**Your goal**
Return everything from the start of the records down to and including the line that contains "close-icon[interactable]: ✕: [701, 37, 714, 55]", copied word for word.
** Start **
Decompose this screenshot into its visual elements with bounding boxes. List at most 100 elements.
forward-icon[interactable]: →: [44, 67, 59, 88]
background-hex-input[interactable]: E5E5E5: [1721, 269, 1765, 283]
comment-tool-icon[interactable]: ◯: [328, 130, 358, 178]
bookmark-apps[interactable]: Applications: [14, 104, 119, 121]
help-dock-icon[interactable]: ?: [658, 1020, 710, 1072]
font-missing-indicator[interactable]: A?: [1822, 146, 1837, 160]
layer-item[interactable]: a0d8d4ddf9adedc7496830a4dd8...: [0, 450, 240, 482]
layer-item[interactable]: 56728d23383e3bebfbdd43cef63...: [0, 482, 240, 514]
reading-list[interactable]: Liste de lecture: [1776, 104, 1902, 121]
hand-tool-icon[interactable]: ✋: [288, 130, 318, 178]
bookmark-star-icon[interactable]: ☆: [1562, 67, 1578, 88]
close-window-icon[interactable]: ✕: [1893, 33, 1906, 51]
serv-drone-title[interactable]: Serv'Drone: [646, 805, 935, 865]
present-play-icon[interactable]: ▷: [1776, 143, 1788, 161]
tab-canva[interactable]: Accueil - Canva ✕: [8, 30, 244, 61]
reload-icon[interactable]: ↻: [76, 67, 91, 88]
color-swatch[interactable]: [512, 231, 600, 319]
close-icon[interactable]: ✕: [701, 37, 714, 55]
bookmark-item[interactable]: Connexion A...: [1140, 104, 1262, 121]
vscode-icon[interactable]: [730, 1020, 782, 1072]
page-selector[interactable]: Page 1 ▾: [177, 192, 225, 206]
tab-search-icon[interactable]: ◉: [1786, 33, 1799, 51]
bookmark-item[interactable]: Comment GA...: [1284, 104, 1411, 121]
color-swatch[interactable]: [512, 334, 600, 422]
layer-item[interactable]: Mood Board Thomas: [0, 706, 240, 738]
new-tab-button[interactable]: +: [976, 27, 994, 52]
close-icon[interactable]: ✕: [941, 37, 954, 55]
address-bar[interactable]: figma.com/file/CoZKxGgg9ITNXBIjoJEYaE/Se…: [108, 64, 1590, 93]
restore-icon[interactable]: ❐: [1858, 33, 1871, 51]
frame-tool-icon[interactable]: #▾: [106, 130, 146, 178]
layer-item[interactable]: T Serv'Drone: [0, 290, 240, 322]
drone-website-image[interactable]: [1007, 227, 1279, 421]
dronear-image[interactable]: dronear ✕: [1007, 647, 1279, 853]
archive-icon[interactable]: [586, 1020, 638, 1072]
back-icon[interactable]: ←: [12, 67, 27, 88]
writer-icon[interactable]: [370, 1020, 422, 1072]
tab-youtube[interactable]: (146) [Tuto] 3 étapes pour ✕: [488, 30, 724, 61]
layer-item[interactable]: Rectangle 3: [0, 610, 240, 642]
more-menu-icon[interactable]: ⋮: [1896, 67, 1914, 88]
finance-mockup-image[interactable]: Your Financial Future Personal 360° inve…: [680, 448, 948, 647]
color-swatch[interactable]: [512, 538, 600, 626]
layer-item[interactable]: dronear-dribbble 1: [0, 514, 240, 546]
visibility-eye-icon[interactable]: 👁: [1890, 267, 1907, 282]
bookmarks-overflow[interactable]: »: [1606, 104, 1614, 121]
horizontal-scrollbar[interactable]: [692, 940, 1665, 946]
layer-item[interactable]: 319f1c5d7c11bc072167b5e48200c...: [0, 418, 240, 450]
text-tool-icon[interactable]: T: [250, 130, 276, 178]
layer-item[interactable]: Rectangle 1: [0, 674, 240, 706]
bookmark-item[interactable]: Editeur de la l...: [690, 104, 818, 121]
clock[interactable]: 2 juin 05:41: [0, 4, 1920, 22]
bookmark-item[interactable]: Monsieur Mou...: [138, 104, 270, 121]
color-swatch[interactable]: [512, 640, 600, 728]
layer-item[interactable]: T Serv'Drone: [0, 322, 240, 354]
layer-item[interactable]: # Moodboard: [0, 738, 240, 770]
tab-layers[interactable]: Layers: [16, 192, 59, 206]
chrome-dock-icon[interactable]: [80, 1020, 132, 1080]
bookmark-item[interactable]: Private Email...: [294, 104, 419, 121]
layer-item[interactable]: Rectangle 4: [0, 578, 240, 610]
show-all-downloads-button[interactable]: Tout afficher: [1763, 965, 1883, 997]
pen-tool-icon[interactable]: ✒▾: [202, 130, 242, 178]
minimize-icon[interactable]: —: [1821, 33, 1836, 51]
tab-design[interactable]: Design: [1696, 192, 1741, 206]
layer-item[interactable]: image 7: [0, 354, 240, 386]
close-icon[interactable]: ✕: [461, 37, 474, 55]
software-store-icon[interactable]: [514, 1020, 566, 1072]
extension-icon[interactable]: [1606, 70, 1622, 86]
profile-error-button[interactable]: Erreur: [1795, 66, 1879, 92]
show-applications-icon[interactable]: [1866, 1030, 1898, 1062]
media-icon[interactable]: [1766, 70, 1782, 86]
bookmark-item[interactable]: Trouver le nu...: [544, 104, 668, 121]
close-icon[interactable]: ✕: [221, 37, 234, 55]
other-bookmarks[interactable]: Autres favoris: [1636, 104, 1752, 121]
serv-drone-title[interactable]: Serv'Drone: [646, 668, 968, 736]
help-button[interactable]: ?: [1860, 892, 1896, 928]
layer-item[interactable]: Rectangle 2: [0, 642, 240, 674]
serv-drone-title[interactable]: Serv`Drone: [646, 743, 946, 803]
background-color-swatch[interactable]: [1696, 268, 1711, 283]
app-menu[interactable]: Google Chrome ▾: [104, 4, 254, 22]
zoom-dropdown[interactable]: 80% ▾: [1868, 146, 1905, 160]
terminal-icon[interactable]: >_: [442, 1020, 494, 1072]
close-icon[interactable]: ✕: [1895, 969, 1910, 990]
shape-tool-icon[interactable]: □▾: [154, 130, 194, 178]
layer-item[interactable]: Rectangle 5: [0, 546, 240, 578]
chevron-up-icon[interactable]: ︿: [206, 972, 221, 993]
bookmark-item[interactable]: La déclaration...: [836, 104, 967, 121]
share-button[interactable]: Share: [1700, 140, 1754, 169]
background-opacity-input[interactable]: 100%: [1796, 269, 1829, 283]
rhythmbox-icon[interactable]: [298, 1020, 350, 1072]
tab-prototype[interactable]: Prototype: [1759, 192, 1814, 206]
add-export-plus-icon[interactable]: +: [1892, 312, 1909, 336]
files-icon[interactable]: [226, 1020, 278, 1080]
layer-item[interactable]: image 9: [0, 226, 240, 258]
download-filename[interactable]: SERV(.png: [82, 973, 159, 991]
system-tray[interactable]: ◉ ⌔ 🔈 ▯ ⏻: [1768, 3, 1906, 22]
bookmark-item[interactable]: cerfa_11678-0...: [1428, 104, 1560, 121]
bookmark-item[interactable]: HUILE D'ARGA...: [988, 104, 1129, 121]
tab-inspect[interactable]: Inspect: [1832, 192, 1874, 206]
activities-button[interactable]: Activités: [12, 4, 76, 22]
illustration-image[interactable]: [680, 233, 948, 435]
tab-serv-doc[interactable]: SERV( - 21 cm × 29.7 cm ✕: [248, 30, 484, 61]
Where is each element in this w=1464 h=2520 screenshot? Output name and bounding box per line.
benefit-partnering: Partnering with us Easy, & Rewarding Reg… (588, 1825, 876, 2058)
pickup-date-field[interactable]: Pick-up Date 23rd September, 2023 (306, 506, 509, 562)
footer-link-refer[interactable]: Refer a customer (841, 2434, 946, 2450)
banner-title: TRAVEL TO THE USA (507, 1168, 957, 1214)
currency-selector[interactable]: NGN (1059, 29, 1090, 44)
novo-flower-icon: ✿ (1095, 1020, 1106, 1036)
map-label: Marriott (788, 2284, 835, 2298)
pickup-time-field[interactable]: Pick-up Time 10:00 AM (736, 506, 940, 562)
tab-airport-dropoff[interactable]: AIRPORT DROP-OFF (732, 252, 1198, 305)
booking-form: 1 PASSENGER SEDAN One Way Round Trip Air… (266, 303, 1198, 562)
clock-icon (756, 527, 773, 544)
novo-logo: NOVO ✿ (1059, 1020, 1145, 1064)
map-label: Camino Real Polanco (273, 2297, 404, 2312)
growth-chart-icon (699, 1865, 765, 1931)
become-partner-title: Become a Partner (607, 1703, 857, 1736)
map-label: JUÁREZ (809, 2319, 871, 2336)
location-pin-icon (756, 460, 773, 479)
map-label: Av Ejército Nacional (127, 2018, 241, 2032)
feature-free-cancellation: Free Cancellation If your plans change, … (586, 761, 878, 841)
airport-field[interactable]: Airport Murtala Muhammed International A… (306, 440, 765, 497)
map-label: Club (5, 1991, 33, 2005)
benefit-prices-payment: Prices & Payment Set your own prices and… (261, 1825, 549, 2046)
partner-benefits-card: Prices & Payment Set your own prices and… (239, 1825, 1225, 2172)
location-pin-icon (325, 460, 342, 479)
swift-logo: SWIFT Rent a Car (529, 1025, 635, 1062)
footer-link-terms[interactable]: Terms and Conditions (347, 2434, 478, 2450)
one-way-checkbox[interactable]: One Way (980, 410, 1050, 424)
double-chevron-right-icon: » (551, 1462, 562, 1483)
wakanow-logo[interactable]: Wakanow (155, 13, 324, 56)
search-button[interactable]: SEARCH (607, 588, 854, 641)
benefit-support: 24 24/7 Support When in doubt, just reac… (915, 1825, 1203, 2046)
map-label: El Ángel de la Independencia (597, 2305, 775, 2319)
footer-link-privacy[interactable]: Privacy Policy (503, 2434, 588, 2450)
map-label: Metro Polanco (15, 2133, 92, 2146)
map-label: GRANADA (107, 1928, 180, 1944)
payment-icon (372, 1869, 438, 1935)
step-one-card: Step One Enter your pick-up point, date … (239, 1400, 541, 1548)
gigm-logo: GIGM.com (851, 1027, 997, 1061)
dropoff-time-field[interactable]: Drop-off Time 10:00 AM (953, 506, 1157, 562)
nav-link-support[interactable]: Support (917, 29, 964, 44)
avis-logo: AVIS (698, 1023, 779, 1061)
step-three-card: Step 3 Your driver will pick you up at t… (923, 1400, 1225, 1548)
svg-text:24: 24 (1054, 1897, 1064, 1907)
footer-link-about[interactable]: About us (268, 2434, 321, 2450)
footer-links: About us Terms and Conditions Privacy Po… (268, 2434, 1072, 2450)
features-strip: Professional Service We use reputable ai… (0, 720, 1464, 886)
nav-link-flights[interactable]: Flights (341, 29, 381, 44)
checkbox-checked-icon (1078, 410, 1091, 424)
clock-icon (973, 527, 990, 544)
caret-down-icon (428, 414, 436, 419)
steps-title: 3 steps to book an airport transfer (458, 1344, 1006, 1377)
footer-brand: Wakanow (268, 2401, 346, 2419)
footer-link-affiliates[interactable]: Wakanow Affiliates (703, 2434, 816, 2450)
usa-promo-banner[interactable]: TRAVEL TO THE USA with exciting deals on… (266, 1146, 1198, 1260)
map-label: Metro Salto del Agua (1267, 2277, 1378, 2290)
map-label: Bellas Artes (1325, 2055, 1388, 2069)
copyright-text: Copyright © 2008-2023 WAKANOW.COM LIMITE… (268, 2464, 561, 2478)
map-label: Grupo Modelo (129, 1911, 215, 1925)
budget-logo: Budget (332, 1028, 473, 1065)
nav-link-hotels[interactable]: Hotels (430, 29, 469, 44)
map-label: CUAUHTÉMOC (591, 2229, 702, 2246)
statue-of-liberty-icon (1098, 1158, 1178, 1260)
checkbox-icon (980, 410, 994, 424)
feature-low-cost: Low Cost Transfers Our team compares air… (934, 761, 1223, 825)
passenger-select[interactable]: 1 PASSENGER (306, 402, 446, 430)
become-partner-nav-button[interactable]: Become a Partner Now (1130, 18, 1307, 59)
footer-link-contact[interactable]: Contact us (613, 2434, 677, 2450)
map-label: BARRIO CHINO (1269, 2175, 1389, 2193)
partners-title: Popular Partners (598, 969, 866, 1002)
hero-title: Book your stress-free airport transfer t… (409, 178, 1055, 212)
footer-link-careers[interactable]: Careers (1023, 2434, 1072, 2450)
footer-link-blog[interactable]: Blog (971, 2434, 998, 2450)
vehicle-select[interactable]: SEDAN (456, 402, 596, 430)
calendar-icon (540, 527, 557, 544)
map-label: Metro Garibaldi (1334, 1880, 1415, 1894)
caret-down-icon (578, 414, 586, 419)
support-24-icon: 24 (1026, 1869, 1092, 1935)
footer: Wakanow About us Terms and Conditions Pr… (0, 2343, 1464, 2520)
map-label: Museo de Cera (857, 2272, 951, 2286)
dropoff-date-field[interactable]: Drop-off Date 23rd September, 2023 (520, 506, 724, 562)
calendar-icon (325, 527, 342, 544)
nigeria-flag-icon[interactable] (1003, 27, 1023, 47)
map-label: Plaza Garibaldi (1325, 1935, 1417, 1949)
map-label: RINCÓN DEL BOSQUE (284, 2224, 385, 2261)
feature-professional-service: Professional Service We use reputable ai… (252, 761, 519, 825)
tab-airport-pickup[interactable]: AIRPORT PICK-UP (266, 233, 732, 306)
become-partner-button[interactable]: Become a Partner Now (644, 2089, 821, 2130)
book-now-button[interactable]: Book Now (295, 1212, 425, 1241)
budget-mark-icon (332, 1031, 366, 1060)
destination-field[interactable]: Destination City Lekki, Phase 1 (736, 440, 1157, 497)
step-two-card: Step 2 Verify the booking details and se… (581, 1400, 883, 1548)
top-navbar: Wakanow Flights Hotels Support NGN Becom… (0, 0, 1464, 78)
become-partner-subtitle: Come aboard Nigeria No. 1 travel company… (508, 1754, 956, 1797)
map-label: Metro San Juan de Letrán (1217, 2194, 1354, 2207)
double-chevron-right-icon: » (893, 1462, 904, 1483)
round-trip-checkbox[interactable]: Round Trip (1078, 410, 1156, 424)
** End **
**Exercise output**
Decompose this screenshot into its visual elements with bounding boxes. List at most 100 elements.
forward-icon[interactable]: →: [44, 67, 59, 88]
background-hex-input[interactable]: E5E5E5: [1721, 269, 1765, 283]
comment-tool-icon[interactable]: ◯: [328, 130, 358, 178]
bookmark-apps[interactable]: Applications: [14, 104, 119, 121]
help-dock-icon[interactable]: ?: [658, 1020, 710, 1072]
font-missing-indicator[interactable]: A?: [1822, 146, 1837, 160]
layer-item[interactable]: a0d8d4ddf9adedc7496830a4dd8...: [0, 450, 240, 482]
layer-item[interactable]: 56728d23383e3bebfbdd43cef63...: [0, 482, 240, 514]
reading-list[interactable]: Liste de lecture: [1776, 104, 1902, 121]
hand-tool-icon[interactable]: ✋: [288, 130, 318, 178]
bookmark-star-icon[interactable]: ☆: [1562, 67, 1578, 88]
close-window-icon[interactable]: ✕: [1893, 33, 1906, 51]
serv-drone-title[interactable]: Serv'Drone: [646, 805, 935, 865]
present-play-icon[interactable]: ▷: [1776, 143, 1788, 161]
tab-canva[interactable]: Accueil - Canva ✕: [8, 30, 244, 61]
reload-icon[interactable]: ↻: [76, 67, 91, 88]
color-swatch[interactable]: [512, 231, 600, 319]
close-icon[interactable]: ✕: [701, 37, 714, 55]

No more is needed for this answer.